THE EXERCISE: Using the listing below, copy every line that mentions "raise".

** start **

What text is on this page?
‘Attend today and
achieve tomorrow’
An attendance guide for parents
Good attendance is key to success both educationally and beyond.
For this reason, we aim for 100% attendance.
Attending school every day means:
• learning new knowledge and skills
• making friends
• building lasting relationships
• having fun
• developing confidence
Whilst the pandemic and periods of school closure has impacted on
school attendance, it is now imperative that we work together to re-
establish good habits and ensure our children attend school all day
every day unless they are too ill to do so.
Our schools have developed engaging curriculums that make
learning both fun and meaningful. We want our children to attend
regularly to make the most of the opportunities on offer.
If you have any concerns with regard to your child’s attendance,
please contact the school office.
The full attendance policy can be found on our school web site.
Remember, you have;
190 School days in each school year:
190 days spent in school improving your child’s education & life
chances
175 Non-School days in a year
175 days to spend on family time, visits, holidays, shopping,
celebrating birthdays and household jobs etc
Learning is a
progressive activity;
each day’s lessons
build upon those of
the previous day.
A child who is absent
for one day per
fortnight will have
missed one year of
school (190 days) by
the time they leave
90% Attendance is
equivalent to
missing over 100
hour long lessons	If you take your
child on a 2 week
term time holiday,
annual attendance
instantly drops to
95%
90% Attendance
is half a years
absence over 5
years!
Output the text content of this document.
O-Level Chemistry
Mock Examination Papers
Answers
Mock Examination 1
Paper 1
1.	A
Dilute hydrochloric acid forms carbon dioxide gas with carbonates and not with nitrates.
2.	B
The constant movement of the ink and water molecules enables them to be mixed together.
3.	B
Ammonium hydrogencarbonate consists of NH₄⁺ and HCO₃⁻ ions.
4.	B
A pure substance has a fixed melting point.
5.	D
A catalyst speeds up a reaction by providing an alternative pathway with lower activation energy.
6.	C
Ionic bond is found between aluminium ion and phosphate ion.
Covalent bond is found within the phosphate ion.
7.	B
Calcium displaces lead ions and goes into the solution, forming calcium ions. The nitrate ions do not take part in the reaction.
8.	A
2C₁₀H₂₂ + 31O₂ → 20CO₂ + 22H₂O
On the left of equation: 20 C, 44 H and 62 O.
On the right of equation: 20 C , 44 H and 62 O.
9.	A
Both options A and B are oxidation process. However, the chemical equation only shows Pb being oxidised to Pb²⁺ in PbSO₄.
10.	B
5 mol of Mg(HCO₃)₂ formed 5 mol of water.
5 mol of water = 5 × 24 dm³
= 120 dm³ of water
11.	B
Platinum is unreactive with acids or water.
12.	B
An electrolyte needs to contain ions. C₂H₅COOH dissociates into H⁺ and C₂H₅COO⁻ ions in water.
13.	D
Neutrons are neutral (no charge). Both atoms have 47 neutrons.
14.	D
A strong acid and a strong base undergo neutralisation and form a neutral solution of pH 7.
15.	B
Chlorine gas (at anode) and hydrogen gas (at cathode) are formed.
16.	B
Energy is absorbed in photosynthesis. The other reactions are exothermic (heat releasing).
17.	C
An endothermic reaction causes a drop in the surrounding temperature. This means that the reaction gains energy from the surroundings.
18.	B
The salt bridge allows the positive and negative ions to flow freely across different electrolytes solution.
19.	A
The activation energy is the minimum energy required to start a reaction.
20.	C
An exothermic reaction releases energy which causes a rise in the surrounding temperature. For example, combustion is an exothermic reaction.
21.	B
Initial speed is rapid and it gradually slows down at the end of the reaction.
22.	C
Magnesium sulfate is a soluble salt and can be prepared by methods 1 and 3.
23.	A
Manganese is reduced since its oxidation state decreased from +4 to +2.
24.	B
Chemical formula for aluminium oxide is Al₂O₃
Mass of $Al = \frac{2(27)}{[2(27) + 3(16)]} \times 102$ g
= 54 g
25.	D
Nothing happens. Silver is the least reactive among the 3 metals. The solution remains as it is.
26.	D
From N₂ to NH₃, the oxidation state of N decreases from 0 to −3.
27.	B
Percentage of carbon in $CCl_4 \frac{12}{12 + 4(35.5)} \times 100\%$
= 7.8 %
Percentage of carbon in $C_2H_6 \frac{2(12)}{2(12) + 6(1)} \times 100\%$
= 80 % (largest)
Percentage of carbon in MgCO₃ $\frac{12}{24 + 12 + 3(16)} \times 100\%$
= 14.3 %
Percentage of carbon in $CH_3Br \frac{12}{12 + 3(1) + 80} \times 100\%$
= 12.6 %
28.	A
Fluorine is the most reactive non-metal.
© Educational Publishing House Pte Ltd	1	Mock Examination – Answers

** end **
** start **

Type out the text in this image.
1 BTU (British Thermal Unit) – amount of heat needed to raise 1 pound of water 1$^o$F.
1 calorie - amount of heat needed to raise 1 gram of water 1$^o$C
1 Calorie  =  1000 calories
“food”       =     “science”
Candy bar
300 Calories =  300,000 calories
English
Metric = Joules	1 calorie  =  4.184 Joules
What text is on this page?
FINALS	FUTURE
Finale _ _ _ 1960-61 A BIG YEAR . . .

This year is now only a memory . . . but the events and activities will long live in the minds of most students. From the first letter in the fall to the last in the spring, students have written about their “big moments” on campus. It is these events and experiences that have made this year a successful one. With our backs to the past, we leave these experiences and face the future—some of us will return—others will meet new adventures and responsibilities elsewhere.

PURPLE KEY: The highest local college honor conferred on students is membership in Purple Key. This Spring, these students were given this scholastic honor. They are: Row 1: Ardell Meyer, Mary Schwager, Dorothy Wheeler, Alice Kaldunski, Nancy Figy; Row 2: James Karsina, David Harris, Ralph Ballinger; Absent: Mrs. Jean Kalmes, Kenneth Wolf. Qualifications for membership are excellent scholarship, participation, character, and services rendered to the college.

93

** end **
** start **

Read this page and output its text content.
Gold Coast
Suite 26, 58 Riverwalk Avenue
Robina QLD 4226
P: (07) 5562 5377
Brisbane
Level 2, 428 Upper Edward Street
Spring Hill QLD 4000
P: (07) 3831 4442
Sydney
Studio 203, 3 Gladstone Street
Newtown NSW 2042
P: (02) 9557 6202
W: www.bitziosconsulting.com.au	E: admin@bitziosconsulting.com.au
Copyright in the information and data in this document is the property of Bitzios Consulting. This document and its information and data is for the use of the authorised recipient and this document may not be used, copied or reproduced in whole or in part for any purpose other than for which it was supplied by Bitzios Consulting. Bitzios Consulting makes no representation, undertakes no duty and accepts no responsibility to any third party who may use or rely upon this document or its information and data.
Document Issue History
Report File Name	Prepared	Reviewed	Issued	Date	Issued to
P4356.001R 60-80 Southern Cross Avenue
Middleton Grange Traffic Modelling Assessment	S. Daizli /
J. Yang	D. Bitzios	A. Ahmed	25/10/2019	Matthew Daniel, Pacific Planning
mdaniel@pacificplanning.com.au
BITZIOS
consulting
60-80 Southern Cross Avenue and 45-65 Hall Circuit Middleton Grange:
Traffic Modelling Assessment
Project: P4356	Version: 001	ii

** end **

RESPONSE FOR THIS EXERCISE:
1 BTU (British Thermal Unit) – amount of heat needed to raise 1 pound of water 1$^o$F.
1 calorie - amount of heat needed to raise 1 gram of water 1$^o$C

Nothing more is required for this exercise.